Rural hospitals are the hardest hit, with a 1.3 percent reduction compared to -0.4 percent for urban hospitals. Within those two major groupings, there are different impacts according to size (urban hospitals with more than 500 beds will see only a 0.2 percent reduction) and region (urban hospitals in the mountain states actually enjoy a 0.4 percent increase; rural hospitals in the Pacific region are hit with a 1.9 percent reduction), but the redistributive impact of the proposed rule is relatively minor when all is said and done. (You can review all of the detailed breakdowns of impacts in Table 1 of the NPRM’s regulatory impact analysis at p. 1,139 of the document.)
Can hospitals absorb this reduction? The Medicare Payment Assessment Commission (MedPAC), an independent Congressional agency established by the Balanced Budget Act of 1997 (P.L. 105-33) to advise the U.S. Congress on issues affecting the Medicare program, believes they can. In testimony (PDF) to the Health Subcommittee of the House Ways and Means Committee March 17, MedPAC chairman Glenn Hackbarth was clear:
Most indicators of payment adequacy for hospital services are positive; hospitals continue (despite the generally constrained fiscal environment) to expand the services they offer, and quality of care continues to improve. All this despite the fact that U. S. hospitals’ Medicare margins — the relationship between Medicare revenues and the cost of caring for Medicare patients — are negative (-5.9 percent in 2007 and as high as a projected -6.9 percent in 2009).
So why the optimism?
Hackbarth is remarkably forthright. Private insurers make up the difference. But it isn’t just a simple matter of cross-subsidies. MedPAC research shows that the hospitals with the highest private insurance margins have the highest Medicare per-case costs; those that can’t achieve high private-payer margins have lower costs across all classes of payer — with no discernable impact on quality:
“Hospitals’ costs are not immutable. MedPAC research shows that hospitals under financial pressure are able to constrain their costs. … [And] Medicare payments are still adequate to cover the costs of efficient hospitals.”
The news here for device manufacturers — particularly those focused on therapeutic devices implanted in an inpatient setting (cardiovascular, orthopedic, neurologic, etc. — is generally neutral. Hospitals will see a bit more pressure to control costs, but should be able to find necessary economies in administrative and non-clinical staffing areas.

● Assigned task 1
In the passage on Medicare hospital payments, what was the Medicare margin of U.S. hospitals in 2007?
● Assigned task 2
From the Medicare hospital payment passage, give the part starting with "Rural hospitals are" and going on through "of the document.)" again, renaming "urban hospitals" to "city hospitals".

● Source data

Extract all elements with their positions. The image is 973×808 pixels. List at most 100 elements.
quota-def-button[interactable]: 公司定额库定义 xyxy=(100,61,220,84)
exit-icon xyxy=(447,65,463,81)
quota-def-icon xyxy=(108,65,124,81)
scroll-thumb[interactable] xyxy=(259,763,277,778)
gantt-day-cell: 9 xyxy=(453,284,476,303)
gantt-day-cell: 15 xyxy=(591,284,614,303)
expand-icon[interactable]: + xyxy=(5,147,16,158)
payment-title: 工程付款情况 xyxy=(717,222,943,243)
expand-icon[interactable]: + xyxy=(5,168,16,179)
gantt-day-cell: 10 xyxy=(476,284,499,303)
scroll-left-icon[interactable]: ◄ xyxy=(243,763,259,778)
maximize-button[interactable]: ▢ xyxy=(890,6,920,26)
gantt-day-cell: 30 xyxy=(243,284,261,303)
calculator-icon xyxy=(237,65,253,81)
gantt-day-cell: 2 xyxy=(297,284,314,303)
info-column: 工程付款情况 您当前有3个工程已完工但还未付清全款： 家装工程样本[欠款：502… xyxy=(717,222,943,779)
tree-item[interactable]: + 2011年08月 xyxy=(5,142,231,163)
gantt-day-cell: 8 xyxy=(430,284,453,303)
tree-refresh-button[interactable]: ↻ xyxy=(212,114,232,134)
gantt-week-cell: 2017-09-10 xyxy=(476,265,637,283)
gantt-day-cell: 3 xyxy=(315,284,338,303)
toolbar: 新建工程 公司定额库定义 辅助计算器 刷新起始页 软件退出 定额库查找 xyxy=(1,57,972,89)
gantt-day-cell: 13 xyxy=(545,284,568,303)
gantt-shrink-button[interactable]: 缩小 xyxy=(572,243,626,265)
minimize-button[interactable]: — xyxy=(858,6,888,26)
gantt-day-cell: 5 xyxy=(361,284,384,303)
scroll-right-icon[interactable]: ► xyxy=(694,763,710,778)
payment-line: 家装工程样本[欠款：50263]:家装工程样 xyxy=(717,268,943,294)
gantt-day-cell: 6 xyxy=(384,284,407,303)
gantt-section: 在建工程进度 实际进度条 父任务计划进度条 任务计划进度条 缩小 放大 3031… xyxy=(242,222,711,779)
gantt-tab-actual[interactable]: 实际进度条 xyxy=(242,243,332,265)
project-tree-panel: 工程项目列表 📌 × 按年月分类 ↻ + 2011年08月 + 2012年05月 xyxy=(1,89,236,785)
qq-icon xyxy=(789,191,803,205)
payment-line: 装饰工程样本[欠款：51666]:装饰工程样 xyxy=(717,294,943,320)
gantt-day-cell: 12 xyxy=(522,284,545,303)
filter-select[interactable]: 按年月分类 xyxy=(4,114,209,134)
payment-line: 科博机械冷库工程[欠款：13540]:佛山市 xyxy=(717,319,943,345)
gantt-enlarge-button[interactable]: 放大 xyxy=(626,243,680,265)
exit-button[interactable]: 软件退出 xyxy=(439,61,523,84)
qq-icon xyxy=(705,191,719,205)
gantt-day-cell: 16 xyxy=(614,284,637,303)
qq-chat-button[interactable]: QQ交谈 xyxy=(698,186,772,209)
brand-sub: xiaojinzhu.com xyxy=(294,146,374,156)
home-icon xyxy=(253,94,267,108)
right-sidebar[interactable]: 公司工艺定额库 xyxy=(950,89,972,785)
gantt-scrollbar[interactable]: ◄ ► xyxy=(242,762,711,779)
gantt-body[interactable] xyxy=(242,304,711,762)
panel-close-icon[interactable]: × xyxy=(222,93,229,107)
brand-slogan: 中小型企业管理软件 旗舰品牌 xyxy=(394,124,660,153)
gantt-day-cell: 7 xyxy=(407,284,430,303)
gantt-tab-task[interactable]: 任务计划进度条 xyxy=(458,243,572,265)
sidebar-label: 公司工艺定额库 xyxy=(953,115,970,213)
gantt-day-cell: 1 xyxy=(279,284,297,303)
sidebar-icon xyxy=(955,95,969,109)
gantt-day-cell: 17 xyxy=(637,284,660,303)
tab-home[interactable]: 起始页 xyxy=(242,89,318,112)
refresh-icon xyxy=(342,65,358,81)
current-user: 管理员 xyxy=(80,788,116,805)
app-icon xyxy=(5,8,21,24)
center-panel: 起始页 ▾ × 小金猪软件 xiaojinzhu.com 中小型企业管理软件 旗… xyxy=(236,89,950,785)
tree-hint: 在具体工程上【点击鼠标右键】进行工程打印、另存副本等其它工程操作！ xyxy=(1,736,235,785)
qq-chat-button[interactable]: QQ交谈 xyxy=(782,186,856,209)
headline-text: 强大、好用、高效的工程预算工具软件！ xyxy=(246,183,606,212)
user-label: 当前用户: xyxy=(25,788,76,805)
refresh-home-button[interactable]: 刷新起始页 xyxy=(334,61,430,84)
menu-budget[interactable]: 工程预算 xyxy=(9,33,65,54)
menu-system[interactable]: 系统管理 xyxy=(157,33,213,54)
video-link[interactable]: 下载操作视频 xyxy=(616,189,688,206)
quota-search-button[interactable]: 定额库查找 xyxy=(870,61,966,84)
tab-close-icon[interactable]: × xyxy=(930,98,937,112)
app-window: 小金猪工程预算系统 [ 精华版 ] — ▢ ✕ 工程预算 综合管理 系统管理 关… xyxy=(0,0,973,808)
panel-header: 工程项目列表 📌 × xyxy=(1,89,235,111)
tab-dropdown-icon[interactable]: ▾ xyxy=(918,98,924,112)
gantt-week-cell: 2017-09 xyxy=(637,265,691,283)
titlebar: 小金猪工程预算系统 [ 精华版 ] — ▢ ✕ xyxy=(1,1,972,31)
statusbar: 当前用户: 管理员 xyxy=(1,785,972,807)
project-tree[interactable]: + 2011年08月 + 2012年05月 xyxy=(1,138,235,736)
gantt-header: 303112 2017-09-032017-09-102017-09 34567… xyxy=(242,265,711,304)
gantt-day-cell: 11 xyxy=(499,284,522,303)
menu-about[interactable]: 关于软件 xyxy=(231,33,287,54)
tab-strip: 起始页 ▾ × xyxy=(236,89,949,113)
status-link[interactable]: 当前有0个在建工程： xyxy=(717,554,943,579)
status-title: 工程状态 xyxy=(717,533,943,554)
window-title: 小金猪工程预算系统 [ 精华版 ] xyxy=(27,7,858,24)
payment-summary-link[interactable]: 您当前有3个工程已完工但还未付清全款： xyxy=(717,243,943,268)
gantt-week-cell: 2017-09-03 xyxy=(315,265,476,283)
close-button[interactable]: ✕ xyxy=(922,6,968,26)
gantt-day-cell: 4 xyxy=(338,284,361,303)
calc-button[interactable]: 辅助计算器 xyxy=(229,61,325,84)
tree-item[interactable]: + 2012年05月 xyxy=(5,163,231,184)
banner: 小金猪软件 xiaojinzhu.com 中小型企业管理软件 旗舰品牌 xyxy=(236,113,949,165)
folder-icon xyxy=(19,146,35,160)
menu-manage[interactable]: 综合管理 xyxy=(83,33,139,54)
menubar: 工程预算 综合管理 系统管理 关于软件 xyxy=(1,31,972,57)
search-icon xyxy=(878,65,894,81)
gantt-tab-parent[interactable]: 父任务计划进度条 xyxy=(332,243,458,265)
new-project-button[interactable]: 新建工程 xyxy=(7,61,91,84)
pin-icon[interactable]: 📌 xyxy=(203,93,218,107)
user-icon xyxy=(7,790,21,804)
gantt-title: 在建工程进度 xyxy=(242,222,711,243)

● Written answer 1
-5.9 percent

● Written answer 2
Rural hospitals are the hardest hit, with a 1.3 percent reduction compared to -0.4 percent for city hospitals. Within those two major groupings, there are different impacts according to size (city hospitals with more than 500 beds will see only a 0.2 percent reduction) and region (city hospitals in the mountain states actually enjoy a 0.4 percent increase; rural hospitals in the Pacific region are hit with a 1.9 percent reduction), but the redistributive impact of the proposed rule is relatively minor when all is said and done. (You can review all of the detailed breakdowns of impacts in Table 1 of the NPRM’s regulatory impact analysis at p. 1,139 of the document.)